→ **Data for this task**:
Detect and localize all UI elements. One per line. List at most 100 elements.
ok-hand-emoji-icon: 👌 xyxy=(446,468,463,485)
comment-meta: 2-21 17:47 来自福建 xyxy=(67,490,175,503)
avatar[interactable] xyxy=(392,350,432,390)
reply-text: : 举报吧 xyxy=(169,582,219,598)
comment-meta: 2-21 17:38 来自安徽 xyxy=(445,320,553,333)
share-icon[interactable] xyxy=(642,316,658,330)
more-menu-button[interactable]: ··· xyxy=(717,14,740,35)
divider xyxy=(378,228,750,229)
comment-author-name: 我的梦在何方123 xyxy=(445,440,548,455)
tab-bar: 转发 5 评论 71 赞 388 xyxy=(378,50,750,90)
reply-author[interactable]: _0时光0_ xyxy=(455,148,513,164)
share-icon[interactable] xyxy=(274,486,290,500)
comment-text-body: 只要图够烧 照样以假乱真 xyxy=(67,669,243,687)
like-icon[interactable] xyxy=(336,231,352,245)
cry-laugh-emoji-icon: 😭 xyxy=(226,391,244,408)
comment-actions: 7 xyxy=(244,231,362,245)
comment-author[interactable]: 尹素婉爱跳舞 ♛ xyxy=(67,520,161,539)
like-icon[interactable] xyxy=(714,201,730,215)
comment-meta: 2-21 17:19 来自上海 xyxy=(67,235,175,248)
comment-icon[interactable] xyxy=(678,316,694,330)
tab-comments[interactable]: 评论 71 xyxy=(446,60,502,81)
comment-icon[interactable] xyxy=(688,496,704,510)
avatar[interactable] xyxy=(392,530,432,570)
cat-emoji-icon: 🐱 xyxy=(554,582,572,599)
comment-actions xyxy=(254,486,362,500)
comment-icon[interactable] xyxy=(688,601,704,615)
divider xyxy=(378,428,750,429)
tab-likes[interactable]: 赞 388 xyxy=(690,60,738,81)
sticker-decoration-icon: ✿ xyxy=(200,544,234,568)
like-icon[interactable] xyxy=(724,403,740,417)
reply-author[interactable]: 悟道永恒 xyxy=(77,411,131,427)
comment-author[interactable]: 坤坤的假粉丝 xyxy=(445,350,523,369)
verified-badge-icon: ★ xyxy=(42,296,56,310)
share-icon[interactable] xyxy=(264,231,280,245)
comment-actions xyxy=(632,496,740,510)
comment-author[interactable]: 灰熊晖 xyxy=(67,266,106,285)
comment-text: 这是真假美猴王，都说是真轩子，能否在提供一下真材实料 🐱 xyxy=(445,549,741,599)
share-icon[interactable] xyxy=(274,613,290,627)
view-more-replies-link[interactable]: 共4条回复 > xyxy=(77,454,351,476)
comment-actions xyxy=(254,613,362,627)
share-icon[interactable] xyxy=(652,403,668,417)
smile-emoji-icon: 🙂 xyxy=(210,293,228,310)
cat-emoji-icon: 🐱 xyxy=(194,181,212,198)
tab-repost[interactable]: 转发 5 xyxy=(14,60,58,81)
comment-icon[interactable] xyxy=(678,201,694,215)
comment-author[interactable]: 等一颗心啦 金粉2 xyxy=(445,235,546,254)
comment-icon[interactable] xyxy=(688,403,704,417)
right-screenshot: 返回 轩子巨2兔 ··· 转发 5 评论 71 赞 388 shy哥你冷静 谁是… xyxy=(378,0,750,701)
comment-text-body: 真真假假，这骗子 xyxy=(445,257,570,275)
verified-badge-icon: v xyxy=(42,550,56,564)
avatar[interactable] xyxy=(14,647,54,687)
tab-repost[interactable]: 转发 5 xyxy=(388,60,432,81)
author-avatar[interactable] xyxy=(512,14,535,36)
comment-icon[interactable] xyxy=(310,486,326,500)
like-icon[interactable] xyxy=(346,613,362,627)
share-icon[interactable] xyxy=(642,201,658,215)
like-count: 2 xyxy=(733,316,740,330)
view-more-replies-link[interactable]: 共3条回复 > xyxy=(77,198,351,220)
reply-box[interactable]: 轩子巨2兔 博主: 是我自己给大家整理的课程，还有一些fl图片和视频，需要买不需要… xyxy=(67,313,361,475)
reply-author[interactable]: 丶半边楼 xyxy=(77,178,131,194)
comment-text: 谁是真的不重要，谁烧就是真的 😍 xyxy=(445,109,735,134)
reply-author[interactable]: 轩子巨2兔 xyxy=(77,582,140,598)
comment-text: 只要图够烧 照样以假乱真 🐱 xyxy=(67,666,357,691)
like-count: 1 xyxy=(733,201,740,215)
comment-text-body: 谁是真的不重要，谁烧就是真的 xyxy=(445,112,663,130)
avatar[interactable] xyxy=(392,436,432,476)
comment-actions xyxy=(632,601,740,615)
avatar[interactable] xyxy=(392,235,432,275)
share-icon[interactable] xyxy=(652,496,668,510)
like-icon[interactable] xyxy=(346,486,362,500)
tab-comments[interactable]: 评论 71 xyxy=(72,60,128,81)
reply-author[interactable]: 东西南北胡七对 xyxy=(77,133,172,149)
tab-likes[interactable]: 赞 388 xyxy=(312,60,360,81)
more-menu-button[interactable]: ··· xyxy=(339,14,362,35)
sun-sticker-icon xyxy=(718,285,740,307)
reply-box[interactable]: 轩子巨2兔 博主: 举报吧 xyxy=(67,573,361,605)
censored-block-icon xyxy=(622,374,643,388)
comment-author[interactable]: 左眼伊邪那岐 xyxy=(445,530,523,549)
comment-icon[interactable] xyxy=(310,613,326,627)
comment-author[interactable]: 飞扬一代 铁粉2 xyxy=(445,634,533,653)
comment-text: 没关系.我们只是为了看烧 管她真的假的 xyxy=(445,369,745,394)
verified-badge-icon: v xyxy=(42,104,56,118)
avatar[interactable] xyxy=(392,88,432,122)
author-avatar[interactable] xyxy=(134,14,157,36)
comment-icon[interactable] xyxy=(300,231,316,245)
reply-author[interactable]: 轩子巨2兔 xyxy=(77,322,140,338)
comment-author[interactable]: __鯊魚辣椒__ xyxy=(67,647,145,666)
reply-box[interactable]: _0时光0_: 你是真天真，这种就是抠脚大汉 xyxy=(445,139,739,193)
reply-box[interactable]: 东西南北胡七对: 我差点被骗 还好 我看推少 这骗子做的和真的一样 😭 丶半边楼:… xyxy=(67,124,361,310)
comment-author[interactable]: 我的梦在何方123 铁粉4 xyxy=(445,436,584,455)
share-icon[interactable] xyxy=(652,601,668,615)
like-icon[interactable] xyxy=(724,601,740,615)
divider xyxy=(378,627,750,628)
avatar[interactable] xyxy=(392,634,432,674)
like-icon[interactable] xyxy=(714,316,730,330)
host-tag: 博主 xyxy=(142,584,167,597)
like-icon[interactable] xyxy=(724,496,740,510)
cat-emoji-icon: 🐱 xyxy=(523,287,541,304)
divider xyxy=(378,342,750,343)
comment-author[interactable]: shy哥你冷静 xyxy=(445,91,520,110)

→ **Work to complete**: Update the entries above by replacing every occurrence of "divider" with "separator". Leave all other text unchanged.

→ **Result**:
Detect and localize all UI elements. One per line. List at most 100 elements.
ok-hand-emoji-icon: 👌 xyxy=(446,468,463,485)
comment-meta: 2-21 17:47 来自福建 xyxy=(67,490,175,503)
avatar[interactable] xyxy=(392,350,432,390)
reply-text: : 举报吧 xyxy=(169,582,219,598)
comment-meta: 2-21 17:38 来自安徽 xyxy=(445,320,553,333)
share-icon[interactable] xyxy=(642,316,658,330)
more-menu-button[interactable]: ··· xyxy=(717,14,740,35)
separator xyxy=(378,228,750,229)
comment-author-name: 我的梦在何方123 xyxy=(445,440,548,455)
tab-bar: 转发 5 评论 71 赞 388 xyxy=(378,50,750,90)
reply-author[interactable]: _0时光0_ xyxy=(455,148,513,164)
share-icon[interactable] xyxy=(274,486,290,500)
comment-text-body: 只要图够烧 照样以假乱真 xyxy=(67,669,243,687)
like-icon[interactable] xyxy=(336,231,352,245)
cry-laugh-emoji-icon: 😭 xyxy=(226,391,244,408)
comment-actions: 7 xyxy=(244,231,362,245)
comment-author[interactable]: 尹素婉爱跳舞 ♛ xyxy=(67,520,161,539)
like-icon[interactable] xyxy=(714,201,730,215)
comment-meta: 2-21 17:19 来自上海 xyxy=(67,235,175,248)
comment-icon[interactable] xyxy=(678,316,694,330)
tab-comments[interactable]: 评论 71 xyxy=(446,60,502,81)
comment-icon[interactable] xyxy=(688,496,704,510)
avatar[interactable] xyxy=(392,530,432,570)
cat-emoji-icon: 🐱 xyxy=(554,582,572,599)
comment-actions xyxy=(254,486,362,500)
comment-icon[interactable] xyxy=(688,601,704,615)
separator xyxy=(378,428,750,429)
tab-likes[interactable]: 赞 388 xyxy=(690,60,738,81)
sticker-decoration-icon: ✿ xyxy=(200,544,234,568)
like-icon[interactable] xyxy=(724,403,740,417)
reply-author[interactable]: 悟道永恒 xyxy=(77,411,131,427)
comment-author[interactable]: 坤坤的假粉丝 xyxy=(445,350,523,369)
verified-badge-icon: ★ xyxy=(42,296,56,310)
share-icon[interactable] xyxy=(264,231,280,245)
comment-actions xyxy=(632,496,740,510)
comment-author[interactable]: 灰熊晖 xyxy=(67,266,106,285)
comment-text: 这是真假美猴王，都说是真轩子，能否在提供一下真材实料 🐱 xyxy=(445,549,741,599)
share-icon[interactable] xyxy=(274,613,290,627)
view-more-replies-link[interactable]: 共4条回复 > xyxy=(77,454,351,476)
comment-actions xyxy=(254,613,362,627)
share-icon[interactable] xyxy=(652,403,668,417)
smile-emoji-icon: 🙂 xyxy=(210,293,228,310)
cat-emoji-icon: 🐱 xyxy=(194,181,212,198)
tab-repost[interactable]: 转发 5 xyxy=(14,60,58,81)
comment-icon[interactable] xyxy=(678,201,694,215)
comment-author[interactable]: 等一颗心啦 金粉2 xyxy=(445,235,546,254)
comment-icon[interactable] xyxy=(688,403,704,417)
right-screenshot: 返回 轩子巨2兔 ··· 转发 5 评论 71 赞 388 shy哥你冷静 谁是… xyxy=(378,0,750,701)
comment-text-body: 真真假假，这骗子 xyxy=(445,257,570,275)
verified-badge-icon: v xyxy=(42,550,56,564)
avatar[interactable] xyxy=(14,647,54,687)
tab-repost[interactable]: 转发 5 xyxy=(388,60,432,81)
author-avatar[interactable] xyxy=(512,14,535,36)
comment-icon[interactable] xyxy=(310,486,326,500)
like-icon[interactable] xyxy=(346,613,362,627)
share-icon[interactable] xyxy=(642,201,658,215)
like-count: 2 xyxy=(733,316,740,330)
view-more-replies-link[interactable]: 共3条回复 > xyxy=(77,198,351,220)
reply-box[interactable]: 轩子巨2兔 博主: 是我自己给大家整理的课程，还有一些fl图片和视频，需要买不需要… xyxy=(67,313,361,475)
reply-author[interactable]: 丶半边楼 xyxy=(77,178,131,194)
comment-text: 谁是真的不重要，谁烧就是真的 😍 xyxy=(445,109,735,134)
reply-author[interactable]: 轩子巨2兔 xyxy=(77,582,140,598)
comment-text: 只要图够烧 照样以假乱真 🐱 xyxy=(67,666,357,691)
like-count: 1 xyxy=(733,201,740,215)
comment-text-body: 谁是真的不重要，谁烧就是真的 xyxy=(445,112,663,130)
avatar[interactable] xyxy=(392,436,432,476)
comment-actions xyxy=(632,601,740,615)
avatar[interactable] xyxy=(392,235,432,275)
share-icon[interactable] xyxy=(652,496,668,510)
like-icon[interactable] xyxy=(346,486,362,500)
tab-comments[interactable]: 评论 71 xyxy=(72,60,128,81)
reply-author[interactable]: 东西南北胡七对 xyxy=(77,133,172,149)
tab-likes[interactable]: 赞 388 xyxy=(312,60,360,81)
more-menu-button[interactable]: ··· xyxy=(339,14,362,35)
sun-sticker-icon xyxy=(718,285,740,307)
reply-box[interactable]: 轩子巨2兔 博主: 举报吧 xyxy=(67,573,361,605)
censored-block-icon xyxy=(622,374,643,388)
comment-author[interactable]: 左眼伊邪那岐 xyxy=(445,530,523,549)
comment-icon[interactable] xyxy=(310,613,326,627)
comment-author[interactable]: 飞扬一代 铁粉2 xyxy=(445,634,533,653)
comment-text: 没关系.我们只是为了看烧 管她真的假的 xyxy=(445,369,745,394)
verified-badge-icon: v xyxy=(42,104,56,118)
avatar[interactable] xyxy=(392,88,432,122)
author-avatar[interactable] xyxy=(134,14,157,36)
comment-icon[interactable] xyxy=(300,231,316,245)
reply-author[interactable]: 轩子巨2兔 xyxy=(77,322,140,338)
comment-author[interactable]: __鯊魚辣椒__ xyxy=(67,647,145,666)
reply-box[interactable]: _0时光0_: 你是真天真，这种就是抠脚大汉 xyxy=(445,139,739,193)
reply-box[interactable]: 东西南北胡七对: 我差点被骗 还好 我看推少 这骗子做的和真的一样 😭 丶半边楼:… xyxy=(67,124,361,310)
comment-author[interactable]: 我的梦在何方123 铁粉4 xyxy=(445,436,584,455)
share-icon[interactable] xyxy=(652,601,668,615)
like-icon[interactable] xyxy=(724,601,740,615)
separator xyxy=(378,627,750,628)
avatar[interactable] xyxy=(392,634,432,674)
like-icon[interactable] xyxy=(714,316,730,330)
host-tag: 博主 xyxy=(142,584,167,597)
like-icon[interactable] xyxy=(724,496,740,510)
cat-emoji-icon: 🐱 xyxy=(523,287,541,304)
separator xyxy=(378,342,750,343)
comment-author[interactable]: shy哥你冷静 xyxy=(445,91,520,110)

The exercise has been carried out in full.